**Records supplied**.

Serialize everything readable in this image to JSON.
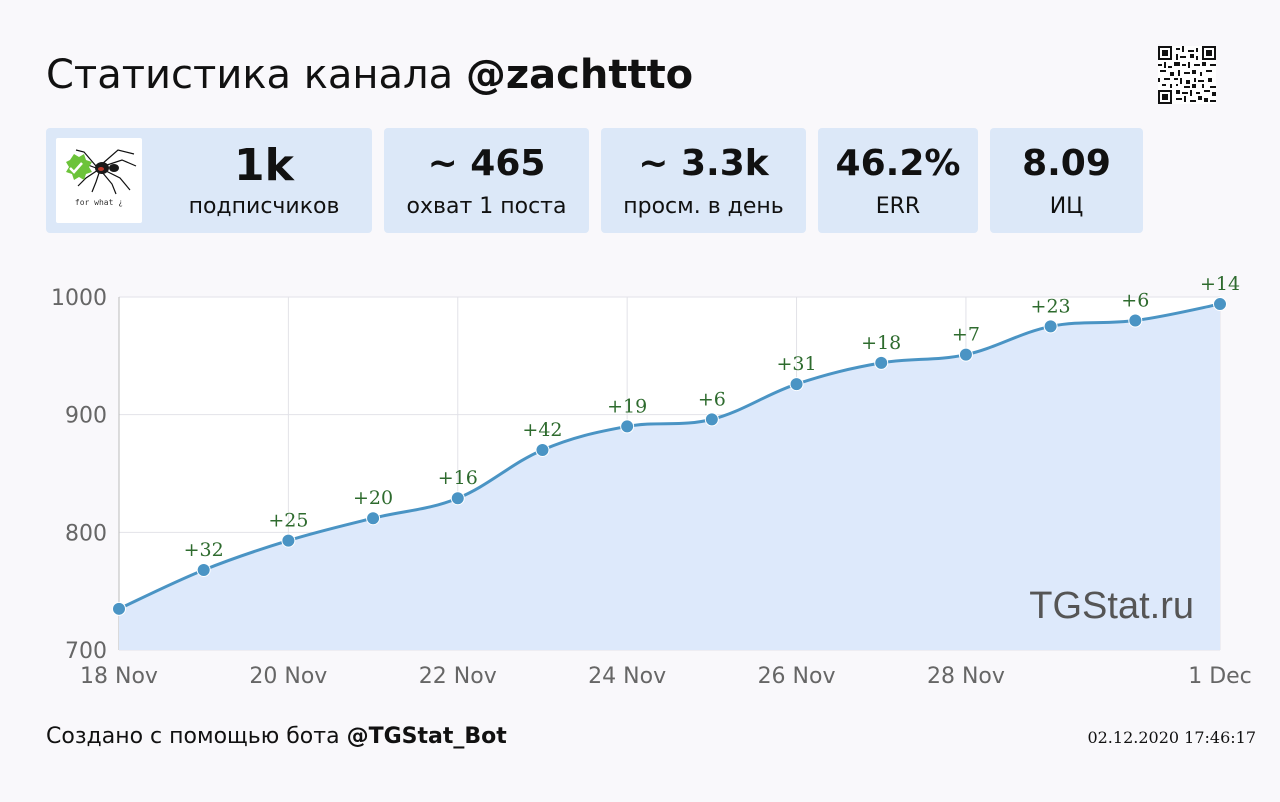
{
  "header": {
    "title_prefix": "Статистика канала",
    "channel_handle": "@zachttto"
  },
  "avatar": {
    "caption": "for what ¿"
  },
  "stats": [
    {
      "value": "1k",
      "label": "подписчиков"
    },
    {
      "value": "~ 465",
      "label": "охват 1 поста"
    },
    {
      "value": "~ 3.3k",
      "label": "просм. в день"
    },
    {
      "value": "46.2%",
      "label": "ERR"
    },
    {
      "value": "8.09",
      "label": "ИЦ"
    }
  ],
  "chart_data": {
    "type": "area",
    "watermark": "TGStat.ru",
    "x": [
      "18 Nov",
      "19 Nov",
      "20 Nov",
      "21 Nov",
      "22 Nov",
      "23 Nov",
      "24 Nov",
      "25 Nov",
      "26 Nov",
      "27 Nov",
      "28 Nov",
      "29 Nov",
      "30 Nov",
      "1 Dec"
    ],
    "series": [
      {
        "values": [
          735,
          768,
          793,
          812,
          829,
          870,
          890,
          896,
          926,
          944,
          951,
          975,
          980,
          994
        ],
        "data_labels": [
          "",
          "+32",
          "+25",
          "+20",
          "+16",
          "+42",
          "+19",
          "+6",
          "+31",
          "+18",
          "+7",
          "+23",
          "+6",
          "+14"
        ]
      }
    ],
    "x_tick_labels": [
      "18 Nov",
      "20 Nov",
      "22 Nov",
      "24 Nov",
      "26 Nov",
      "28 Nov",
      "1 Dec"
    ],
    "x_tick_indices": [
      0,
      2,
      4,
      6,
      8,
      10,
      13
    ],
    "y_ticks": [
      700,
      800,
      900,
      1000
    ],
    "ylim": [
      700,
      1000
    ],
    "grid": true,
    "colors": {
      "line": "#4a94c4",
      "fill": "#dde9fb",
      "label": "#2e6b2e",
      "grid": "#e2e2e8"
    }
  },
  "footer": {
    "created_prefix": "Создано с помощью бота",
    "bot_handle": "@TGStat_Bot",
    "timestamp": "02.12.2020 17:46:17"
  }
}
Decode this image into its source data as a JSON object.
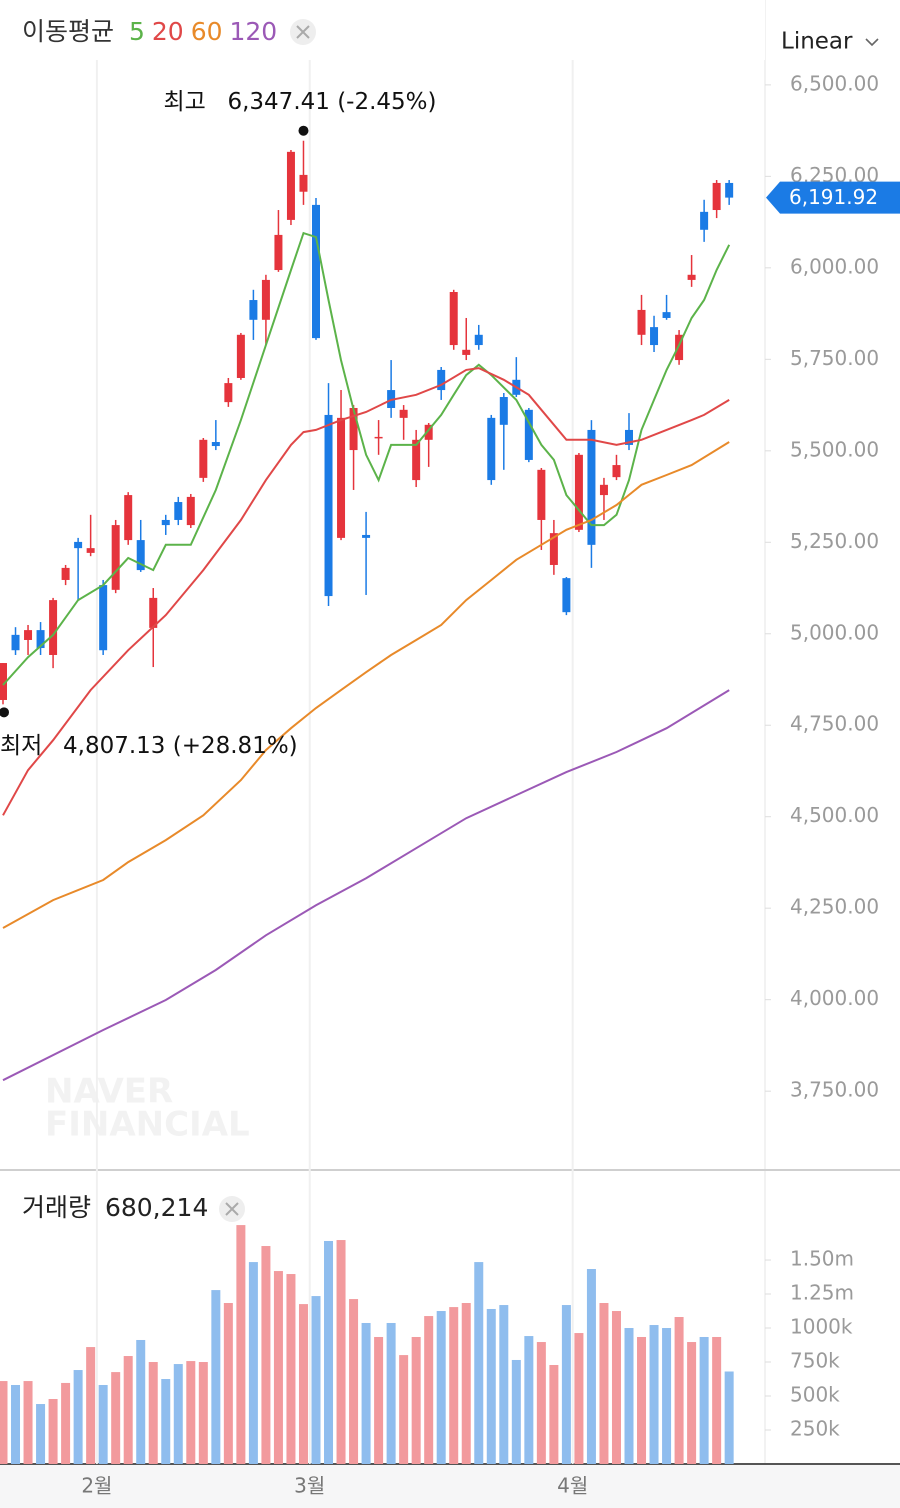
{
  "chart_data": [
    {
      "type": "candlestick",
      "legend_title": "이동평균",
      "scale_mode": "Linear",
      "watermark": [
        "NAVER",
        "FINANCIAL"
      ],
      "up_color": "#e5343c",
      "down_color": "#1b7be5",
      "ylim": [
        3540,
        6568
      ],
      "yticks": [
        {
          "value": 6500,
          "label": "6,500.00"
        },
        {
          "value": 6250,
          "label": "6,250.00"
        },
        {
          "value": 6000,
          "label": "6,000.00"
        },
        {
          "value": 5750,
          "label": "5,750.00"
        },
        {
          "value": 5500,
          "label": "5,500.00"
        },
        {
          "value": 5250,
          "label": "5,250.00"
        },
        {
          "value": 5000,
          "label": "5,000.00"
        },
        {
          "value": 4750,
          "label": "4,750.00"
        },
        {
          "value": 4500,
          "label": "4,500.00"
        },
        {
          "value": 4250,
          "label": "4,250.00"
        },
        {
          "value": 4000,
          "label": "4,000.00"
        },
        {
          "value": 3750,
          "label": "3,750.00"
        }
      ],
      "open": [
        4819,
        4997,
        4983,
        5010,
        4942,
        5147,
        5251,
        5221,
        5133,
        5120,
        5256,
        5256,
        5016,
        5311,
        5360,
        5297,
        5426,
        5524,
        5633,
        5699,
        5912,
        5858,
        5994,
        6131,
        6208,
        6172,
        5598,
        5262,
        5502,
        5270,
        5535,
        5666,
        5590,
        5420,
        5530,
        5721,
        5789,
        5762,
        5817,
        5590,
        5647,
        5694,
        5612,
        5311,
        5188,
        5152,
        5284,
        5557,
        5379,
        5428,
        5557,
        5817,
        5838,
        5879,
        5748,
        5967,
        6153,
        6158,
        6232
      ],
      "high": [
        4920,
        5018,
        5024,
        5032,
        5098,
        5188,
        5262,
        5325,
        5147,
        5311,
        5387,
        5311,
        5125,
        5325,
        5374,
        5382,
        5535,
        5584,
        5699,
        5822,
        5940,
        5981,
        6158,
        6322,
        6347.41,
        6191,
        5685,
        5666,
        5625,
        5333,
        5584,
        5748,
        5625,
        5557,
        5576,
        5729,
        5940,
        5863,
        5844,
        5598,
        5658,
        5756,
        5617,
        5453,
        5311,
        5155,
        5494,
        5584,
        5426,
        5489,
        5603,
        5926,
        5869,
        5926,
        5830,
        6035,
        6186,
        6240,
        6240
      ],
      "low": [
        4807.13,
        4942,
        4942,
        4942,
        4906,
        5133,
        5092,
        5212,
        4942,
        5111,
        5243,
        5169,
        4909,
        5270,
        5297,
        5289,
        5415,
        5502,
        5620,
        5694,
        5803,
        5789,
        5989,
        6117,
        6172,
        5803,
        5076,
        5256,
        5393,
        5106,
        5489,
        5590,
        5530,
        5401,
        5456,
        5639,
        5776,
        5748,
        5776,
        5407,
        5448,
        5647,
        5469,
        5229,
        5161,
        5051,
        5278,
        5180,
        5311,
        5420,
        5502,
        5789,
        5770,
        5858,
        5735,
        5948,
        6071,
        6136,
        6172
      ],
      "close": [
        4920,
        4955,
        5010,
        4961,
        5092,
        5180,
        5234,
        5234,
        4955,
        5297,
        5379,
        5174,
        5098,
        5297,
        5311,
        5374,
        5530,
        5513,
        5685,
        5817,
        5858,
        5967,
        6090,
        6317,
        6254,
        5808,
        5103,
        5590,
        5617,
        5262,
        5538,
        5617,
        5612,
        5530,
        5571,
        5666,
        5934,
        5776,
        5789,
        5420,
        5571,
        5653,
        5475,
        5448,
        5275,
        5059,
        5489,
        5243,
        5407,
        5461,
        5516,
        5885,
        5789,
        5863,
        5817,
        5981,
        6104,
        6232,
        6191.92
      ],
      "last_price_label": "6,191.92",
      "annotations": [
        {
          "label": "최고",
          "text": "6,347.41 (-2.45%)"
        },
        {
          "label": "최저",
          "text": "4,807.13 (+28.81%)"
        }
      ],
      "series": [
        {
          "name": "5",
          "color": "#5cb34a",
          "x": [
            0,
            2,
            4,
            6,
            8,
            10,
            12,
            13,
            15,
            17,
            19,
            21,
            23,
            24,
            25,
            26,
            27,
            28,
            29,
            30,
            31,
            33,
            35,
            36,
            37,
            38,
            39,
            41,
            43,
            44,
            45,
            47,
            48,
            49,
            50,
            51,
            52,
            53,
            54,
            55,
            56,
            57,
            58
          ],
          "values": [
            4860,
            4936,
            4997,
            5092,
            5133,
            5207,
            5174,
            5243,
            5243,
            5393,
            5584,
            5789,
            5994,
            6095,
            6084,
            5912,
            5748,
            5612,
            5489,
            5420,
            5516,
            5516,
            5598,
            5653,
            5707,
            5735,
            5707,
            5639,
            5516,
            5475,
            5379,
            5297,
            5297,
            5325,
            5420,
            5557,
            5639,
            5721,
            5789,
            5863,
            5912,
            5994,
            6063
          ]
        },
        {
          "name": "20",
          "color": "#e04848",
          "x": [
            0,
            2,
            4,
            7,
            10,
            13,
            16,
            19,
            21,
            23,
            24,
            25,
            27,
            29,
            31,
            33,
            35,
            37,
            38,
            40,
            42,
            44,
            45,
            47,
            49,
            51,
            53,
            55,
            56,
            58
          ],
          "values": [
            4504,
            4627,
            4709,
            4846,
            4955,
            5051,
            5174,
            5311,
            5420,
            5516,
            5551,
            5557,
            5584,
            5606,
            5639,
            5653,
            5680,
            5721,
            5726,
            5694,
            5653,
            5571,
            5530,
            5530,
            5516,
            5530,
            5557,
            5584,
            5598,
            5639
          ]
        },
        {
          "name": "60",
          "color": "#e88a2a",
          "x": [
            0,
            4,
            8,
            10,
            13,
            16,
            19,
            21,
            23,
            25,
            27,
            29,
            31,
            33,
            35,
            37,
            39,
            41,
            43,
            45,
            47,
            49,
            51,
            53,
            55,
            58
          ],
          "values": [
            4196,
            4272,
            4327,
            4376,
            4436,
            4504,
            4600,
            4682,
            4742,
            4797,
            4846,
            4895,
            4942,
            4983,
            5024,
            5092,
            5147,
            5202,
            5243,
            5284,
            5311,
            5352,
            5407,
            5434,
            5461,
            5524
          ]
        },
        {
          "name": "120",
          "color": "#9b59b6",
          "x": [
            0,
            8,
            13,
            17,
            21,
            25,
            29,
            33,
            37,
            41,
            45,
            49,
            53,
            58
          ],
          "values": [
            3780,
            3917,
            3999,
            4081,
            4176,
            4258,
            4332,
            4414,
            4496,
            4559,
            4622,
            4677,
            4742,
            4846
          ]
        }
      ]
    },
    {
      "type": "volume",
      "title": "거래량",
      "last_volume_label": "680,214",
      "up_color": "#f29a9d",
      "down_color": "#8fbdee",
      "ylim": [
        0,
        2015000
      ],
      "yticks": [
        {
          "value": 1500000,
          "label": "1.50m"
        },
        {
          "value": 1250000,
          "label": "1.25m"
        },
        {
          "value": 1000000,
          "label": "1000k"
        },
        {
          "value": 750000,
          "label": "750k"
        },
        {
          "value": 500000,
          "label": "500k"
        },
        {
          "value": 250000,
          "label": "250k"
        }
      ],
      "values": [
        610000,
        581000,
        610000,
        441000,
        478000,
        596000,
        691000,
        860000,
        581000,
        676000,
        794000,
        912000,
        750000,
        625000,
        735000,
        757000,
        750000,
        1279000,
        1184000,
        1757000,
        1485000,
        1603000,
        1419000,
        1397000,
        1176000,
        1235000,
        1640000,
        1647000,
        1213000,
        1037000,
        934000,
        1037000,
        801000,
        934000,
        1088000,
        1125000,
        1154000,
        1184000,
        1485000,
        1140000,
        1169000,
        765000,
        941000,
        897000,
        728000,
        1169000,
        963000,
        1434000,
        1184000,
        1125000,
        1000000,
        934000,
        1022000,
        1000000,
        1081000,
        897000,
        934000,
        934000,
        680214
      ],
      "xticks": [
        {
          "value": 7.5,
          "label": "2월"
        },
        {
          "value": 24.5,
          "label": "3월"
        },
        {
          "value": 45.5,
          "label": "4월"
        }
      ]
    }
  ]
}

**Requirements**. Scan the entries above for the word "this" and collect each line holding it.

**Answer to the task**.
Serialize everything readable in this image to JSON.
Decode this image into its source data as a JSON object.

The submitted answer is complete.